Instruction » Update everything from the start of the records down to the line containing "tail-label: tail (972, 608, 998, 630)" by replacing "memory-label" with "address-label", and leave all other text unchanged.

Data for the task »
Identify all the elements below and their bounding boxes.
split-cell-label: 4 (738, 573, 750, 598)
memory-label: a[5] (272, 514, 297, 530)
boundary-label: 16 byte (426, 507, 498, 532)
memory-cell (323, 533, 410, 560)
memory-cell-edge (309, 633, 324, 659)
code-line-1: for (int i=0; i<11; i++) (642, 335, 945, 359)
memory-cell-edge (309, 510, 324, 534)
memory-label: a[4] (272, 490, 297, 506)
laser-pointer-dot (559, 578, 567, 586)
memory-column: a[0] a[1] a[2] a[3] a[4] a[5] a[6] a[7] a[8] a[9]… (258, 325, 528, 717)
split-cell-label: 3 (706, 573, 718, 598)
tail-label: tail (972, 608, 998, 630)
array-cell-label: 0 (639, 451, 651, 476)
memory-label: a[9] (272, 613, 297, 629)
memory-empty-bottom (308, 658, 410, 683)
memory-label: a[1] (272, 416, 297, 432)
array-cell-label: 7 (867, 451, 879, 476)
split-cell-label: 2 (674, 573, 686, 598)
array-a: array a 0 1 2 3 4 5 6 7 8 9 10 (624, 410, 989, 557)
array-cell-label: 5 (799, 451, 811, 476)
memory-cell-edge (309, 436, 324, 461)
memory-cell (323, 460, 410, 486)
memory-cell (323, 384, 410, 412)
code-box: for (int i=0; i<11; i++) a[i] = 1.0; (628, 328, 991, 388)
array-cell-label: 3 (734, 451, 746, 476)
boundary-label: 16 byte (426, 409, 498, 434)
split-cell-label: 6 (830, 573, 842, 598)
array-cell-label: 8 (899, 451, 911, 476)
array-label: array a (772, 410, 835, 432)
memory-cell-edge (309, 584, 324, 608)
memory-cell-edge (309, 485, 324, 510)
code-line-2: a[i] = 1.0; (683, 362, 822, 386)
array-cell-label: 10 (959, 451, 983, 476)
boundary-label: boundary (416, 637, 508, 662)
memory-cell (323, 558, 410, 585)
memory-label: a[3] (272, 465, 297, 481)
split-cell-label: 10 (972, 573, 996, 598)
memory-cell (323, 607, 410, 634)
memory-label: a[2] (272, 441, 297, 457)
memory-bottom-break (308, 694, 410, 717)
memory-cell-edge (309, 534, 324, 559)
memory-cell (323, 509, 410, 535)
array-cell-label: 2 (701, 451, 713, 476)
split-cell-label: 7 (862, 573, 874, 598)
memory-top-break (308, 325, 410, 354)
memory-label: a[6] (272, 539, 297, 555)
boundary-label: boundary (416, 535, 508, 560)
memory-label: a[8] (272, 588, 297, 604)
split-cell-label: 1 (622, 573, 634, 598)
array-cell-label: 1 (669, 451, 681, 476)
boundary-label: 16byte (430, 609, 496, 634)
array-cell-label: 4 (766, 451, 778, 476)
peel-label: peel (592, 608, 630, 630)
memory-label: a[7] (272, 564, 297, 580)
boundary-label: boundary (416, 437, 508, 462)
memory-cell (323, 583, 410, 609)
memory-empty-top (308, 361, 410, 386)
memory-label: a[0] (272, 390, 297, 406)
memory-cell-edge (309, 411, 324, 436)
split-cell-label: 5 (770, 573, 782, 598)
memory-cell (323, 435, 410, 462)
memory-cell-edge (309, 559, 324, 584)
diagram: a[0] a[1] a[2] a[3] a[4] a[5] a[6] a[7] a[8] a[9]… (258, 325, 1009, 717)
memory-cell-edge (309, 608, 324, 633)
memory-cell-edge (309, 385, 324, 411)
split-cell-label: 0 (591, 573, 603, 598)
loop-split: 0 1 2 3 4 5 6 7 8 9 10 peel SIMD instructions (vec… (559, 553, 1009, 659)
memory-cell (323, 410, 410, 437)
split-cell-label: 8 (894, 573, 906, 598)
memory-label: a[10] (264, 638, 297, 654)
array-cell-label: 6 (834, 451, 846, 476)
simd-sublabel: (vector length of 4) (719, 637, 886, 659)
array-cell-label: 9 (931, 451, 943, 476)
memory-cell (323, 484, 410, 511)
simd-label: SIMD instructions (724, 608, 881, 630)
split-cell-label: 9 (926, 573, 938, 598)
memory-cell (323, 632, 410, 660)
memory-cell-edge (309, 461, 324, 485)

Answer to the exercise »
Identify all the elements below and their bounding boxes.
split-cell-label: 4 (738, 573, 750, 598)
address-label: a[5] (272, 514, 297, 530)
boundary-label: 16 byte (426, 507, 498, 532)
memory-cell (323, 533, 410, 560)
memory-cell-edge (309, 633, 324, 659)
code-line-1: for (int i=0; i<11; i++) (642, 335, 945, 359)
memory-cell-edge (309, 510, 324, 534)
address-label: a[4] (272, 490, 297, 506)
laser-pointer-dot (559, 578, 567, 586)
memory-column: a[0] a[1] a[2] a[3] a[4] a[5] a[6] a[7] a[8] a[9]… (258, 325, 528, 717)
split-cell-label: 3 (706, 573, 718, 598)
tail-label: tail (972, 608, 998, 630)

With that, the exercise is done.